Requirements >> Copy down, word for word, the lines of the data below, starting at the first line of the data and ending at the line that contains "label-inselrinde: Inselrinde bbox=[355, 45, 453, 69]", with both of those lines included.

Material for this exercise >>
****

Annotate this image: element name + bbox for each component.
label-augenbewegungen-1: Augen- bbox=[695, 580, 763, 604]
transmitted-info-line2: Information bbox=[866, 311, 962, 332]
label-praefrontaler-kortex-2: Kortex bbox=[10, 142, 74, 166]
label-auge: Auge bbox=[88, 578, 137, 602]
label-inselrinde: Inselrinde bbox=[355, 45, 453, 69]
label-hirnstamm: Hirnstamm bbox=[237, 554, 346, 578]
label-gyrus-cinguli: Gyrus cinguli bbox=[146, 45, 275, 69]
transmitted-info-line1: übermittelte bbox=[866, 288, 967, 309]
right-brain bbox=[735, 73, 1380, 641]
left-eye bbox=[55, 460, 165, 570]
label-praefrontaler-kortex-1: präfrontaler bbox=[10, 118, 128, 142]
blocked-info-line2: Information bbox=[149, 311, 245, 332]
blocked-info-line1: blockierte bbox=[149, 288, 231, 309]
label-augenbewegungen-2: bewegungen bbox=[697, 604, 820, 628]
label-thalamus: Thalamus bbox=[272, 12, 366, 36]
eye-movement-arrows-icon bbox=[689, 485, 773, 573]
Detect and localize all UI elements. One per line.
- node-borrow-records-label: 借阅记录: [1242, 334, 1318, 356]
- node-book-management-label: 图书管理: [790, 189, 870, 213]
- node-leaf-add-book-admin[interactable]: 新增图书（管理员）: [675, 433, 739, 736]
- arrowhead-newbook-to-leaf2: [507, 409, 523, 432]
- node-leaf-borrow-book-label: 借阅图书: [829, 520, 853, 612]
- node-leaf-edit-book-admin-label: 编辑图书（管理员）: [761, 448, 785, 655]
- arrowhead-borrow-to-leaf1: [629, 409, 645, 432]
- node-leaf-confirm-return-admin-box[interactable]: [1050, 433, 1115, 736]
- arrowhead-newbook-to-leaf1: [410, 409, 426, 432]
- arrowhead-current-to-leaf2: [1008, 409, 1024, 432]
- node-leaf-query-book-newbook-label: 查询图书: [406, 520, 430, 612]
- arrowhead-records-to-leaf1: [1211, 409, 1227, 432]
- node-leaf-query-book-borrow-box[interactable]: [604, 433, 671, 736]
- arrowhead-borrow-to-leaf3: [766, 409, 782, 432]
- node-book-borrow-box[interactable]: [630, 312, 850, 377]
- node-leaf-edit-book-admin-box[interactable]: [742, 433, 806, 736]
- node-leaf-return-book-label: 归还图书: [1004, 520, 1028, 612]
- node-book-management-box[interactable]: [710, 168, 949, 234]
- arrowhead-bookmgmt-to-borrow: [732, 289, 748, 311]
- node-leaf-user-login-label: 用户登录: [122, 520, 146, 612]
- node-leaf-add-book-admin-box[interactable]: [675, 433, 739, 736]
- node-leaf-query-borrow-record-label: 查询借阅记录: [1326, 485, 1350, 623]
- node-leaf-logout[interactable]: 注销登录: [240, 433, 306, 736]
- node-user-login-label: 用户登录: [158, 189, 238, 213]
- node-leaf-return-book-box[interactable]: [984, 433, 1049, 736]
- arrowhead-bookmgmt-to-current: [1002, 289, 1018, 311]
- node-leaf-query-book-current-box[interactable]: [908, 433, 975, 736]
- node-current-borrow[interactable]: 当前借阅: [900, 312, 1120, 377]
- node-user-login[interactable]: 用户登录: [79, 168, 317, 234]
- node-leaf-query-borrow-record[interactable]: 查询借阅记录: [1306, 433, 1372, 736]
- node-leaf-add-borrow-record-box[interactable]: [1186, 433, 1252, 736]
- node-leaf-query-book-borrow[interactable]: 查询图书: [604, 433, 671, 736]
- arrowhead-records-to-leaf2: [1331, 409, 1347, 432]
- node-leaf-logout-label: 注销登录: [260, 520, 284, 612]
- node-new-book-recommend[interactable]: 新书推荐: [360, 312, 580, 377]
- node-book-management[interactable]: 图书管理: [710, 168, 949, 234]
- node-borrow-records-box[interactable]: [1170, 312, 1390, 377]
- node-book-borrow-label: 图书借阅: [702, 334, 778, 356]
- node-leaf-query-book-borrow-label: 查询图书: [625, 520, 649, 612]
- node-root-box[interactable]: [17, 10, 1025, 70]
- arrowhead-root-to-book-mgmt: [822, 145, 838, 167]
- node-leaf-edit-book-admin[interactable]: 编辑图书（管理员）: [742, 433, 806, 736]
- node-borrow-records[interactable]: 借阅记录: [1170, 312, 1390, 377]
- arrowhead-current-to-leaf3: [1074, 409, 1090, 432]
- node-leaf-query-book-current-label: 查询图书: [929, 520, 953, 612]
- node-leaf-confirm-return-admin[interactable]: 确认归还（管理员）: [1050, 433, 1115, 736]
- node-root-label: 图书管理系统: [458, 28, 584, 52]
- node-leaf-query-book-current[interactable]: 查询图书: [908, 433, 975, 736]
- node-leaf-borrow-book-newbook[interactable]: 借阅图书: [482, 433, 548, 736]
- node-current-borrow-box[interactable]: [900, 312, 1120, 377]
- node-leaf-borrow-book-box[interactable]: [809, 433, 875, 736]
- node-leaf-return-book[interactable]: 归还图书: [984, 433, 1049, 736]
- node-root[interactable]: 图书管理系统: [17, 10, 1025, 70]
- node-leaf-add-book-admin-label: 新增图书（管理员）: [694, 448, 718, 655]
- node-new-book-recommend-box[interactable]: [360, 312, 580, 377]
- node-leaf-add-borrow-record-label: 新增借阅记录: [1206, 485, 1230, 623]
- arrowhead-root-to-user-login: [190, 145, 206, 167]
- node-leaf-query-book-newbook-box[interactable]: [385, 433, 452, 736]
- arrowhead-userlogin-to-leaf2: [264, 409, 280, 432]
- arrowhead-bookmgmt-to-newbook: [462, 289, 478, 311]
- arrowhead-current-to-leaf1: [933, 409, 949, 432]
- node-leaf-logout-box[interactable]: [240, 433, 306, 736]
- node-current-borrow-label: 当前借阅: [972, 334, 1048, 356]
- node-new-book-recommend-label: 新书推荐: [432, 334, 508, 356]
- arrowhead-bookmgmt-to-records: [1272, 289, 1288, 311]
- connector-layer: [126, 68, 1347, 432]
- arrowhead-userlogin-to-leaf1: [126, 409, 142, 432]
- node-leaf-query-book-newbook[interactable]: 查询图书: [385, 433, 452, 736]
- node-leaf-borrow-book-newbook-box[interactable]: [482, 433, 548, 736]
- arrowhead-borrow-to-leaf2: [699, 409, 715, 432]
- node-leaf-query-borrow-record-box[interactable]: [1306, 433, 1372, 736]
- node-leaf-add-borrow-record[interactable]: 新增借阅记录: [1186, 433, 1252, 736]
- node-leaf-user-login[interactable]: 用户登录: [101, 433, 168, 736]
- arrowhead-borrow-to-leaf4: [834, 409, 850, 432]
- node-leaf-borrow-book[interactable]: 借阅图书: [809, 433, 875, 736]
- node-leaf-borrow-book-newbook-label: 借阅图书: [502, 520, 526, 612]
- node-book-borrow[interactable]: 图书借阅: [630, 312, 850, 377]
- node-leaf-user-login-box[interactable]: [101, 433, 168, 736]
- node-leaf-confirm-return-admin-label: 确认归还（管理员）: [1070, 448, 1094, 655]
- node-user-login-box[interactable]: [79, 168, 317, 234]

****

Answer to this problem >>
Annotate this image: element name + bbox for each component.
label-augenbewegungen-1: Augen- bbox=[695, 580, 763, 604]
transmitted-info-line2: Information bbox=[866, 311, 962, 332]
label-praefrontaler-kortex-2: Kortex bbox=[10, 142, 74, 166]
label-auge: Auge bbox=[88, 578, 137, 602]
label-inselrinde: Inselrinde bbox=[355, 45, 453, 69]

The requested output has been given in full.